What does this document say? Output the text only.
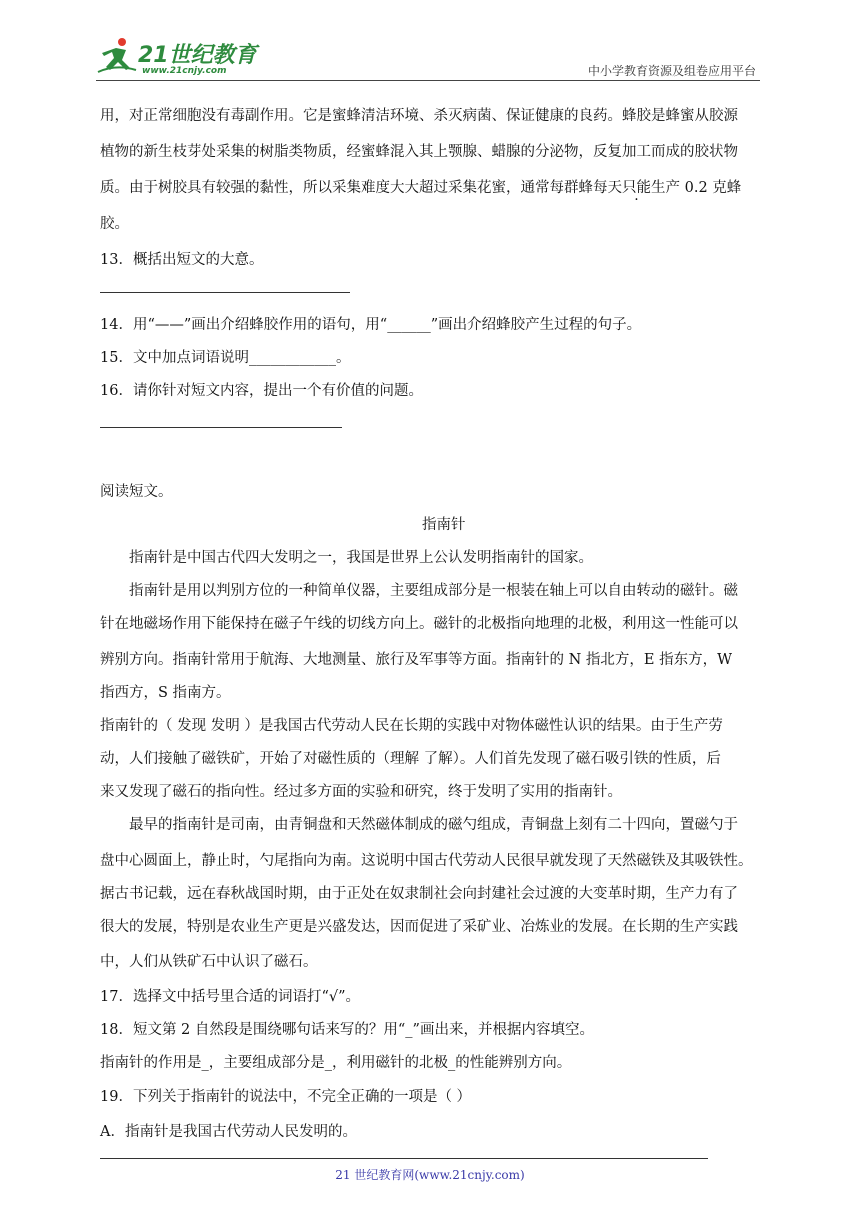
21世纪教育
www.21cnjy.com	中小学教育资源及组卷应用平台
用，对正常细胞没有毒副作用。它是蜜蜂清洁环境、杀灭病菌、保证健康的良药。蜂胶是蜂蜜从胶源
植物的新生枝芽处采集的树脂类物质，经蜜蜂混入其上颚腺、蜡腺的分泌物，反复加工而成的胶状物
质。由于树胶具有较强的黏性，所以采集难度大大超过采集花蜜，通常每群蜂每天只能生产 0.2 克蜂
胶。
13．概括出短文的大意。
14．用“——”画出介绍蜂胶作用的语句，用“______”画出介绍蜂胶产生过程的句子。
15．文中加点词语说明____________。
16．请你针对短文内容，提出一个有价值的问题。
阅读短文。
指南针
指南针是中国古代四大发明之一，我国是世界上公认发明指南针的国家。
指南针是用以判别方位的一种简单仪器，主要组成部分是一根装在轴上可以自由转动的磁针。磁
针在地磁场作用下能保持在磁子午线的切线方向上。磁针的北极指向地理的北极，利用这一性能可以
辨别方向。指南针常用于航海、大地测量、旅行及军事等方面。指南针的 N 指北方，E 指东方，W
指西方，S 指南方。
指南针的（ 发现 发明 ）是我国古代劳动人民在长期的实践中对物体磁性认识的结果。由于生产劳
动，人们接触了磁铁矿，开始了对磁性质的（理解 了解）。人们首先发现了磁石吸引铁的性质，后
来又发现了磁石的指向性。经过多方面的实验和研究，终于发明了实用的指南针。
最早的指南针是司南，由青铜盘和天然磁体制成的磁勺组成，青铜盘上刻有二十四向，置磁勺于
盘中心圆面上，静止时，勺尾指向为南。这说明中国古代劳动人民很早就发现了天然磁铁及其吸铁性。
据古书记载，远在春秋战国时期，由于正处在奴隶制社会向封建社会过渡的大变革时期，生产力有了
很大的发展，特别是农业生产更是兴盛发达，因而促进了采矿业、冶炼业的发展。在长期的生产实践
中，人们从铁矿石中认识了磁石。
17．选择文中括号里合适的词语打“√”。
18．短文第 2 自然段是围绕哪句话来写的？用“_”画出来，并根据内容填空。
指南针的作用是_，主要组成部分是_，利用磁针的北极_的性能辨别方向。
19．下列关于指南针的说法中，不完全正确的一项是（ ）
A．指南针是我国古代劳动人民发明的。
21 世纪教育网(www.21cnjy.com)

▶ **The task**
Transcribe every line from the records above without alteration, and leave out the images.

▶ **Task solution**
What does this document say? Output the text only.
21世纪教育
www.21cnjy.com	中小学教育资源及组卷应用平台
用，对正常细胞没有毒副作用。它是蜜蜂清洁环境、杀灭病菌、保证健康的良药。蜂胶是蜂蜜从胶源
植物的新生枝芽处采集的树脂类物质，经蜜蜂混入其上颚腺、蜡腺的分泌物，反复加工而成的胶状物
质。由于树胶具有较强的黏性，所以采集难度大大超过采集花蜜，通常每群蜂每天只能生产 0.2 克蜂
胶。
13．概括出短文的大意。
14．用“——”画出介绍蜂胶作用的语句，用“______”画出介绍蜂胶产生过程的句子。
15．文中加点词语说明____________。
16．请你针对短文内容，提出一个有价值的问题。
阅读短文。
指南针
指南针是中国古代四大发明之一，我国是世界上公认发明指南针的国家。
指南针是用以判别方位的一种简单仪器，主要组成部分是一根装在轴上可以自由转动的磁针。磁
针在地磁场作用下能保持在磁子午线的切线方向上。磁针的北极指向地理的北极，利用这一性能可以
辨别方向。指南针常用于航海、大地测量、旅行及军事等方面。指南针的 N 指北方，E 指东方，W
指西方，S 指南方。
指南针的（ 发现 发明 ）是我国古代劳动人民在长期的实践中对物体磁性认识的结果。由于生产劳
动，人们接触了磁铁矿，开始了对磁性质的（理解 了解）。人们首先发现了磁石吸引铁的性质，后
来又发现了磁石的指向性。经过多方面的实验和研究，终于发明了实用的指南针。
最早的指南针是司南，由青铜盘和天然磁体制成的磁勺组成，青铜盘上刻有二十四向，置磁勺于
盘中心圆面上，静止时，勺尾指向为南。这说明中国古代劳动人民很早就发现了天然磁铁及其吸铁性。
据古书记载，远在春秋战国时期，由于正处在奴隶制社会向封建社会过渡的大变革时期，生产力有了
很大的发展，特别是农业生产更是兴盛发达，因而促进了采矿业、冶炼业的发展。在长期的生产实践
中，人们从铁矿石中认识了磁石。
17．选择文中括号里合适的词语打“√”。
18．短文第 2 自然段是围绕哪句话来写的？用“_”画出来，并根据内容填空。
指南针的作用是_，主要组成部分是_，利用磁针的北极_的性能辨别方向。
19．下列关于指南针的说法中，不完全正确的一项是（ ）
A．指南针是我国古代劳动人民发明的。
21 世纪教育网(www.21cnjy.com)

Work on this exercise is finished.